**Given instruction**
Repeat the entire listing exactly as written.
## Begin Data for processing
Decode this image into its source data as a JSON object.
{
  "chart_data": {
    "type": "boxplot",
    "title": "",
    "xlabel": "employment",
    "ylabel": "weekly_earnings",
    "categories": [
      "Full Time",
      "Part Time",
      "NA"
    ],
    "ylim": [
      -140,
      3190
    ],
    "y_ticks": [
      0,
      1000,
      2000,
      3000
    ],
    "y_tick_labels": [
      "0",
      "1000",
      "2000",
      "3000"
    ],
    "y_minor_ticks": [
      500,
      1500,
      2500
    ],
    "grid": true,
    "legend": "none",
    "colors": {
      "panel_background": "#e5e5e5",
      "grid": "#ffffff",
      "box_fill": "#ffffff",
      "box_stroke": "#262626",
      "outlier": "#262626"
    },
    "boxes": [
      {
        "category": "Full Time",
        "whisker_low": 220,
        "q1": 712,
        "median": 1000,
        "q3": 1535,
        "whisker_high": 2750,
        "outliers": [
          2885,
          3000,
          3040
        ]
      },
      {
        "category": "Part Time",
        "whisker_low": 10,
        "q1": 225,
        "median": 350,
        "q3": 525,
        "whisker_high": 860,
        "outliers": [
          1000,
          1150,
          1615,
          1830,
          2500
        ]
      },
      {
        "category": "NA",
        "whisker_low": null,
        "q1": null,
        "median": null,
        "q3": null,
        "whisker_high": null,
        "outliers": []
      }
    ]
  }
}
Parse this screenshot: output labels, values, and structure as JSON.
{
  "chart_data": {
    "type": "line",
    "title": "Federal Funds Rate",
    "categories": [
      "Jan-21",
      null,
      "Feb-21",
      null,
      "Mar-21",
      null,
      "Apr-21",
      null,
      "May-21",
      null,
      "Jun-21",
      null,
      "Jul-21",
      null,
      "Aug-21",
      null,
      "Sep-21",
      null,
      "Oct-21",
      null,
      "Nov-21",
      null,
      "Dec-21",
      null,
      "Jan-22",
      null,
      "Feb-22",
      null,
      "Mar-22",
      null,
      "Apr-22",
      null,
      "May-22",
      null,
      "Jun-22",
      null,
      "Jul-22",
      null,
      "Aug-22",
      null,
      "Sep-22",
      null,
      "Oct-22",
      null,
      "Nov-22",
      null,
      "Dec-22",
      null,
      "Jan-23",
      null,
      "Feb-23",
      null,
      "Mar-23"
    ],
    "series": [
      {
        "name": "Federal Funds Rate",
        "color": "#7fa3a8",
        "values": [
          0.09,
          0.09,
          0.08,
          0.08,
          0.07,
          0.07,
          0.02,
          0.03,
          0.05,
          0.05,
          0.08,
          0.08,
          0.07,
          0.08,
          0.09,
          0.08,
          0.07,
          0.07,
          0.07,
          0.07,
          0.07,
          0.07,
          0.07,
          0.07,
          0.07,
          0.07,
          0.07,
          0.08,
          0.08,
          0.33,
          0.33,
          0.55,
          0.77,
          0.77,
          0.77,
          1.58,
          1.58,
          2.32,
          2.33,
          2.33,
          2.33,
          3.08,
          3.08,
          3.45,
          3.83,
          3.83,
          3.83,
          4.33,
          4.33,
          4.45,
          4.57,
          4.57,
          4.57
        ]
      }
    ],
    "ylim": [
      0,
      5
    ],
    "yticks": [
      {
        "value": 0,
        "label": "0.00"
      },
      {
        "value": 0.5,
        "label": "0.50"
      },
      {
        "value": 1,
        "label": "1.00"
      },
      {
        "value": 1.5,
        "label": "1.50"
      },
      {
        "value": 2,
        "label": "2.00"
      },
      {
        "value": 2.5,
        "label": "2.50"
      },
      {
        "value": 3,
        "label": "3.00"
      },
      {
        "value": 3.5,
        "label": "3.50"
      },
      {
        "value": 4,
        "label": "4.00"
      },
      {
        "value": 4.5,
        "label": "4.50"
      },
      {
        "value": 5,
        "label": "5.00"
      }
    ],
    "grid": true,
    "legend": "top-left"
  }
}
## End Data for processing
**Exercise output**
Decode this image into its source data as a JSON object.
{
  "chart_data": {
    "type": "boxplot",
    "title": "",
    "xlabel": "employment",
    "ylabel": "weekly_earnings",
    "categories": [
      "Full Time",
      "Part Time",
      "NA"
    ],
    "ylim": [
      -140,
      3190
    ],
    "y_ticks": [
      0,
      1000,
      2000,
      3000
    ],
    "y_tick_labels": [
      "0",
      "1000",
      "2000",
      "3000"
    ],
    "y_minor_ticks": [
      500,
      1500,
      2500
    ],
    "grid": true,
    "legend": "none",
    "colors": {
      "panel_background": "#e5e5e5",
      "grid": "#ffffff",
      "box_fill": "#ffffff",
      "box_stroke": "#262626",
      "outlier": "#262626"
    },
    "boxes": [
      {
        "category": "Full Time",
        "whisker_low": 220,
        "q1": 712,
        "median": 1000,
        "q3": 1535,
        "whisker_high": 2750,
        "outliers": [
          2885,
          3000,
          3040
        ]
      },
      {
        "category": "Part Time",
        "whisker_low": 10,
        "q1": 225,
        "median": 350,
        "q3": 525,
        "whisker_high": 860,
        "outliers": [
          1000,
          1150,
          1615,
          1830,
          2500
        ]
      },
      {
        "category": "NA",
        "whisker_low": null,
        "q1": null,
        "median": null,
        "q3": null,
        "whisker_high": null,
        "outliers": []
      }
    ]
  }
}
Parse this screenshot: output labels, values, and structure as JSON.
{
  "chart_data": {
    "type": "line",
    "title": "Federal Funds Rate",
    "categories": [
      "Jan-21",
      null,
      "Feb-21",
      null,
      "Mar-21",
      null,
      "Apr-21",
      null,
      "May-21",
      null,
      "Jun-21",
      null,
      "Jul-21",
      null,
      "Aug-21",
      null,
      "Sep-21",
      null,
      "Oct-21",
      null,
      "Nov-21",
      null,
      "Dec-21",
      null,
      "Jan-22",
      null,
      "Feb-22",
      null,
      "Mar-22",
      null,
      "Apr-22",
      null,
      "May-22",
      null,
      "Jun-22",
      null,
      "Jul-22",
      null,
      "Aug-22",
      null,
      "Sep-22",
      null,
      "Oct-22",
      null,
      "Nov-22",
      null,
      "Dec-22",
      null,
      "Jan-23",
      null,
      "Feb-23",
      null,
      "Mar-23"
    ],
    "series": [
      {
        "name": "Federal Funds Rate",
        "color": "#7fa3a8",
        "values": [
          0.09,
          0.09,
          0.08,
          0.08,
          0.07,
          0.07,
          0.02,
          0.03,
          0.05,
          0.05,
          0.08,
          0.08,
          0.07,
          0.08,
          0.09,
          0.08,
          0.07,
          0.07,
          0.07,
          0.07,
          0.07,
          0.07,
          0.07,
          0.07,
          0.07,
          0.07,
          0.07,
          0.08,
          0.08,
          0.33,
          0.33,
          0.55,
          0.77,
          0.77,
          0.77,
          1.58,
          1.58,
          2.32,
          2.33,
          2.33,
          2.33,
          3.08,
          3.08,
          3.45,
          3.83,
          3.83,
          3.83,
          4.33,
          4.33,
          4.45,
          4.57,
          4.57,
          4.57
        ]
      }
    ],
    "ylim": [
      0,
      5
    ],
    "yticks": [
      {
        "value": 0,
        "label": "0.00"
      },
      {
        "value": 0.5,
        "label": "0.50"
      },
      {
        "value": 1,
        "label": "1.00"
      },
      {
        "value": 1.5,
        "label": "1.50"
      },
      {
        "value": 2,
        "label": "2.00"
      },
      {
        "value": 2.5,
        "label": "2.50"
      },
      {
        "value": 3,
        "label": "3.00"
      },
      {
        "value": 3.5,
        "label": "3.50"
      },
      {
        "value": 4,
        "label": "4.00"
      },
      {
        "value": 4.5,
        "label": "4.50"
      },
      {
        "value": 5,
        "label": "5.00"
      }
    ],
    "grid": true,
    "legend": "top-left"
  }
}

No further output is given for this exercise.